===== RAW DATA =====

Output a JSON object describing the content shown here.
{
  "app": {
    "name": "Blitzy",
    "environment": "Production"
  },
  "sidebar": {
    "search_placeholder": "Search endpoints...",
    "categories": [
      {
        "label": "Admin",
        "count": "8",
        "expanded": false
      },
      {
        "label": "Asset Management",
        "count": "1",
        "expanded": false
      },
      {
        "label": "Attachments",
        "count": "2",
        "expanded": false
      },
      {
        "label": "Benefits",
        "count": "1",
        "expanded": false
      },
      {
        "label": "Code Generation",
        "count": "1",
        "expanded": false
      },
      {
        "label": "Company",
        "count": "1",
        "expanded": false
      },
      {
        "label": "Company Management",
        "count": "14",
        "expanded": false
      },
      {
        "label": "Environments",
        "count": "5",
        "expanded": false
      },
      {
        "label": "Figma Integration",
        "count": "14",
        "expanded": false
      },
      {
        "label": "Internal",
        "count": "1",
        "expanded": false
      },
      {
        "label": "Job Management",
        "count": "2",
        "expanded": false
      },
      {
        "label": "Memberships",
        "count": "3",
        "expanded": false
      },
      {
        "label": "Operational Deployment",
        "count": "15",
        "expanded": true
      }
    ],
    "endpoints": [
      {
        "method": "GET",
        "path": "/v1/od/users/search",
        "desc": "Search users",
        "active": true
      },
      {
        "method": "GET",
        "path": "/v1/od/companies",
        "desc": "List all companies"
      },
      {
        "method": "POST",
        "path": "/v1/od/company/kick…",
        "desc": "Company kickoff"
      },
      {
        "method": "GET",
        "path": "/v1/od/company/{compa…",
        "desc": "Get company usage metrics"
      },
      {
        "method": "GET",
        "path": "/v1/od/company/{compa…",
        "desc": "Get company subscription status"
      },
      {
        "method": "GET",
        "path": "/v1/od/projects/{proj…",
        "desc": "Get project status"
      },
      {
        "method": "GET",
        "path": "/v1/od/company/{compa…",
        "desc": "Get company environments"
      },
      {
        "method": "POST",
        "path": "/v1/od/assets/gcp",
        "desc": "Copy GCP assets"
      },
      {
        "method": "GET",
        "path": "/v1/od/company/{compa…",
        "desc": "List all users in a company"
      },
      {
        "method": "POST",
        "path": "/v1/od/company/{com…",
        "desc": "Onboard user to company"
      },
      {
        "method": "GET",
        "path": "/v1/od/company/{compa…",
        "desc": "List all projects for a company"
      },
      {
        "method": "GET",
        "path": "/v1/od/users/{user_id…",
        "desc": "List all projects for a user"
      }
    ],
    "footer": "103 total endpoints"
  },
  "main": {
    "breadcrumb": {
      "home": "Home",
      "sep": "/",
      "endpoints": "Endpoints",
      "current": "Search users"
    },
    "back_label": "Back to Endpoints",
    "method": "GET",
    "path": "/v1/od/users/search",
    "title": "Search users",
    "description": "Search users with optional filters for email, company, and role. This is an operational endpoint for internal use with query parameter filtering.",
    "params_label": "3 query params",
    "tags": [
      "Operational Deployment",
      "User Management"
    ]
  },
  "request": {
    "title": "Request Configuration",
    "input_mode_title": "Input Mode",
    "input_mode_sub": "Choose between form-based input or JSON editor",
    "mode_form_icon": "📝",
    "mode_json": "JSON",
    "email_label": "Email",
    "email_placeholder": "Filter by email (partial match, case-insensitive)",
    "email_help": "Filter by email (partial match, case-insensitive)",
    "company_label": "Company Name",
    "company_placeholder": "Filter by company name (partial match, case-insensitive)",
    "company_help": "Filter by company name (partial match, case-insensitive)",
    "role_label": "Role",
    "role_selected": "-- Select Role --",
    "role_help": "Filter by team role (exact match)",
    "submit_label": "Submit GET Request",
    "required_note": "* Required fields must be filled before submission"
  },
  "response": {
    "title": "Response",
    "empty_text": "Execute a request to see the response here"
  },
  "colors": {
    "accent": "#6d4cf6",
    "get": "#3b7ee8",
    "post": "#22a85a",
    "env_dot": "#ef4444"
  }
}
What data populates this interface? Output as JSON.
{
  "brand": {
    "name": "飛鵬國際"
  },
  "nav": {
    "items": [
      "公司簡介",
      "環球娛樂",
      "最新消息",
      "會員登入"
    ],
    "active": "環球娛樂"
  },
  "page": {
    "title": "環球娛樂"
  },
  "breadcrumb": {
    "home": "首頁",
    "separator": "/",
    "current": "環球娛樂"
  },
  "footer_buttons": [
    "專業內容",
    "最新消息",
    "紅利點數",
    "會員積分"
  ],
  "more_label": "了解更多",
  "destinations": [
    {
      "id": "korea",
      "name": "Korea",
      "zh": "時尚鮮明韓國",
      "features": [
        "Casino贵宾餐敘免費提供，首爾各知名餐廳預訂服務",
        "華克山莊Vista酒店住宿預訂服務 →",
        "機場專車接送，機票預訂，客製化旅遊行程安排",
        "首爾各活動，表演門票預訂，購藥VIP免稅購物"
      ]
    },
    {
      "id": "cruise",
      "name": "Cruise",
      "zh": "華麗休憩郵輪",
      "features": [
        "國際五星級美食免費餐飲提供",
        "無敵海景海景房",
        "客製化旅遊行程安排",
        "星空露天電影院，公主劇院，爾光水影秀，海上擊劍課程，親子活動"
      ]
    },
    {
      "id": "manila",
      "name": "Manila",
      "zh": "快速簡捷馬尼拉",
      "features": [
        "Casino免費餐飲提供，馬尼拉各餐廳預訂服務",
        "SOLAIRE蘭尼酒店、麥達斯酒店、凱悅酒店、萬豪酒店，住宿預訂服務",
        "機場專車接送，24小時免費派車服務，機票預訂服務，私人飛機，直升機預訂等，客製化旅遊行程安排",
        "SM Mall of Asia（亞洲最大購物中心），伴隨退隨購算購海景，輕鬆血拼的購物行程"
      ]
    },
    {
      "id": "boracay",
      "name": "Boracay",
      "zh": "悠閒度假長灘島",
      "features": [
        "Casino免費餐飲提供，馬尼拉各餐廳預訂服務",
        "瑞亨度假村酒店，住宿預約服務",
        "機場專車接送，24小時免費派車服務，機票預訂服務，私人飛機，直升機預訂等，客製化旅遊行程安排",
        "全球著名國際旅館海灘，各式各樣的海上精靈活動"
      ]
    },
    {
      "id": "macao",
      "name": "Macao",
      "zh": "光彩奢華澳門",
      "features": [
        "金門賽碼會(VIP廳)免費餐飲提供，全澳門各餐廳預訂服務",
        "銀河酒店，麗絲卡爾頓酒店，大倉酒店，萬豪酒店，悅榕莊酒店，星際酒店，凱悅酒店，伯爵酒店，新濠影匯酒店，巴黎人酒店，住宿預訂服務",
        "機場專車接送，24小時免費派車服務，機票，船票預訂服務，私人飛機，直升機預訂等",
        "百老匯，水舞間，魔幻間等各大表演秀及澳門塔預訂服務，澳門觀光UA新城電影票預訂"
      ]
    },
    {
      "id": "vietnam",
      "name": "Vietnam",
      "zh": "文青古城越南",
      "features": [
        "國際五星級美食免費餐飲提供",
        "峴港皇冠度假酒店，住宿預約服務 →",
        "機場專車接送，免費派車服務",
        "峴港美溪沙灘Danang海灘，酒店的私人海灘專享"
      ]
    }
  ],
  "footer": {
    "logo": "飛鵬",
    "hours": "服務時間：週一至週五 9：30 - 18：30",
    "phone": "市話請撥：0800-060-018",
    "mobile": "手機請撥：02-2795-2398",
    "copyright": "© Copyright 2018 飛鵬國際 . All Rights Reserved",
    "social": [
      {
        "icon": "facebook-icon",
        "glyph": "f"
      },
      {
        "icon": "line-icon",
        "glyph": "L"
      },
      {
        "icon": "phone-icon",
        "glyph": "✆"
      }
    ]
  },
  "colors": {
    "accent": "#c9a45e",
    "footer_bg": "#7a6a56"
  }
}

=====

## EXERCISE BRIEF
Transcribe the records above exactly as they appear.

## THE RESPONSE
Output a JSON object describing the content shown here.
{
  "app": {
    "name": "Blitzy",
    "environment": "Production"
  },
  "sidebar": {
    "search_placeholder": "Search endpoints...",
    "categories": [
      {
        "label": "Admin",
        "count": "8",
        "expanded": false
      },
      {
        "label": "Asset Management",
        "count": "1",
        "expanded": false
      },
      {
        "label": "Attachments",
        "count": "2",
        "expanded": false
      },
      {
        "label": "Benefits",
        "count": "1",
        "expanded": false
      },
      {
        "label": "Code Generation",
        "count": "1",
        "expanded": false
      },
      {
        "label": "Company",
        "count": "1",
        "expanded": false
      },
      {
        "label": "Company Management",
        "count": "14",
        "expanded": false
      },
      {
        "label": "Environments",
        "count": "5",
        "expanded": false
      },
      {
        "label": "Figma Integration",
        "count": "14",
        "expanded": false
      },
      {
        "label": "Internal",
        "count": "1",
        "expanded": false
      },
      {
        "label": "Job Management",
        "count": "2",
        "expanded": false
      },
      {
        "label": "Memberships",
        "count": "3",
        "expanded": false
      },
      {
        "label": "Operational Deployment",
        "count": "15",
        "expanded": true
      }
    ],
    "endpoints": [
      {
        "method": "GET",
        "path": "/v1/od/users/search",
        "desc": "Search users",
        "active": true
      },
      {
        "method": "GET",
        "path": "/v1/od/companies",
        "desc": "List all companies"
      },
      {
        "method": "POST",
        "path": "/v1/od/company/kick…",
        "desc": "Company kickoff"
      },
      {
        "method": "GET",
        "path": "/v1/od/company/{compa…",
        "desc": "Get company usage metrics"
      },
      {
        "method": "GET",
        "path": "/v1/od/company/{compa…",
        "desc": "Get company subscription status"
      },
      {
        "method": "GET",
        "path": "/v1/od/projects/{proj…",
        "desc": "Get project status"
      },
      {
        "method": "GET",
        "path": "/v1/od/company/{compa…",
        "desc": "Get company environments"
      },
      {
        "method": "POST",
        "path": "/v1/od/assets/gcp",
        "desc": "Copy GCP assets"
      },
      {
        "method": "GET",
        "path": "/v1/od/company/{compa…",
        "desc": "List all users in a company"
      },
      {
        "method": "POST",
        "path": "/v1/od/company/{com…",
        "desc": "Onboard user to company"
      },
      {
        "method": "GET",
        "path": "/v1/od/company/{compa…",
        "desc": "List all projects for a company"
      },
      {
        "method": "GET",
        "path": "/v1/od/users/{user_id…",
        "desc": "List all projects for a user"
      }
    ],
    "footer": "103 total endpoints"
  },
  "main": {
    "breadcrumb": {
      "home": "Home",
      "sep": "/",
      "endpoints": "Endpoints",
      "current": "Search users"
    },
    "back_label": "Back to Endpoints",
    "method": "GET",
    "path": "/v1/od/users/search",
    "title": "Search users",
    "description": "Search users with optional filters for email, company, and role. This is an operational endpoint for internal use with query parameter filtering.",
    "params_label": "3 query params",
    "tags": [
      "Operational Deployment",
      "User Management"
    ]
  },
  "request": {
    "title": "Request Configuration",
    "input_mode_title": "Input Mode",
    "input_mode_sub": "Choose between form-based input or JSON editor",
    "mode_form_icon": "📝",
    "mode_json": "JSON",
    "email_label": "Email",
    "email_placeholder": "Filter by email (partial match, case-insensitive)",
    "email_help": "Filter by email (partial match, case-insensitive)",
    "company_label": "Company Name",
    "company_placeholder": "Filter by company name (partial match, case-insensitive)",
    "company_help": "Filter by company name (partial match, case-insensitive)",
    "role_label": "Role",
    "role_selected": "-- Select Role --",
    "role_help": "Filter by team role (exact match)",
    "submit_label": "Submit GET Request",
    "required_note": "* Required fields must be filled before submission"
  },
  "response": {
    "title": "Response",
    "empty_text": "Execute a request to see the response here"
  },
  "colors": {
    "accent": "#6d4cf6",
    "get": "#3b7ee8",
    "post": "#22a85a",
    "env_dot": "#ef4444"
  }
}
What data populates this interface? Output as JSON.
{
  "brand": {
    "name": "飛鵬國際"
  },
  "nav": {
    "items": [
      "公司簡介",
      "環球娛樂",
      "最新消息",
      "會員登入"
    ],
    "active": "環球娛樂"
  },
  "page": {
    "title": "環球娛樂"
  },
  "breadcrumb": {
    "home": "首頁",
    "separator": "/",
    "current": "環球娛樂"
  },
  "footer_buttons": [
    "專業內容",
    "最新消息",
    "紅利點數",
    "會員積分"
  ],
  "more_label": "了解更多",
  "destinations": [
    {
      "id": "korea",
      "name": "Korea",
      "zh": "時尚鮮明韓國",
      "features": [
        "Casino贵宾餐敘免費提供，首爾各知名餐廳預訂服務",
        "華克山莊Vista酒店住宿預訂服務 →",
        "機場專車接送，機票預訂，客製化旅遊行程安排",
        "首爾各活動，表演門票預訂，購藥VIP免稅購物"
      ]
    },
    {
      "id": "cruise",
      "name": "Cruise",
      "zh": "華麗休憩郵輪",
      "features": [
        "國際五星級美食免費餐飲提供",
        "無敵海景海景房",
        "客製化旅遊行程安排",
        "星空露天電影院，公主劇院，爾光水影秀，海上擊劍課程，親子活動"
      ]
    },
    {
      "id": "manila",
      "name": "Manila",
      "zh": "快速簡捷馬尼拉",
      "features": [
        "Casino免費餐飲提供，馬尼拉各餐廳預訂服務",
        "SOLAIRE蘭尼酒店、麥達斯酒店、凱悅酒店、萬豪酒店，住宿預訂服務",
        "機場專車接送，24小時免費派車服務，機票預訂服務，私人飛機，直升機預訂等，客製化旅遊行程安排",
        "SM Mall of Asia（亞洲最大購物中心），伴隨退隨購算購海景，輕鬆血拼的購物行程"
      ]
    },
    {
      "id": "boracay",
      "name": "Boracay",
      "zh": "悠閒度假長灘島",
      "features": [
        "Casino免費餐飲提供，馬尼拉各餐廳預訂服務",
        "瑞亨度假村酒店，住宿預約服務",
        "機場專車接送，24小時免費派車服務，機票預訂服務，私人飛機，直升機預訂等，客製化旅遊行程安排",
        "全球著名國際旅館海灘，各式各樣的海上精靈活動"
      ]
    },
    {
      "id": "macao",
      "name": "Macao",
      "zh": "光彩奢華澳門",
      "features": [
        "金門賽碼會(VIP廳)免費餐飲提供，全澳門各餐廳預訂服務",
        "銀河酒店，麗絲卡爾頓酒店，大倉酒店，萬豪酒店，悅榕莊酒店，星際酒店，凱悅酒店，伯爵酒店，新濠影匯酒店，巴黎人酒店，住宿預訂服務",
        "機場專車接送，24小時免費派車服務，機票，船票預訂服務，私人飛機，直升機預訂等",
        "百老匯，水舞間，魔幻間等各大表演秀及澳門塔預訂服務，澳門觀光UA新城電影票預訂"
      ]
    },
    {
      "id": "vietnam",
      "name": "Vietnam",
      "zh": "文青古城越南",
      "features": [
        "國際五星級美食免費餐飲提供",
        "峴港皇冠度假酒店，住宿預約服務 →",
        "機場專車接送，免費派車服務",
        "峴港美溪沙灘Danang海灘，酒店的私人海灘專享"
      ]
    }
  ],
  "footer": {
    "logo": "飛鵬",
    "hours": "服務時間：週一至週五 9：30 - 18：30",
    "phone": "市話請撥：0800-060-018",
    "mobile": "手機請撥：02-2795-2398",
    "copyright": "© Copyright 2018 飛鵬國際 . All Rights Reserved",
    "social": [
      {
        "icon": "facebook-icon",
        "glyph": "f"
      },
      {
        "icon": "line-icon",
        "glyph": "L"
      },
      {
        "icon": "phone-icon",
        "glyph": "✆"
      }
    ]
  },
  "colors": {
    "accent": "#c9a45e",
    "footer_bg": "#7a6a56"
  }
}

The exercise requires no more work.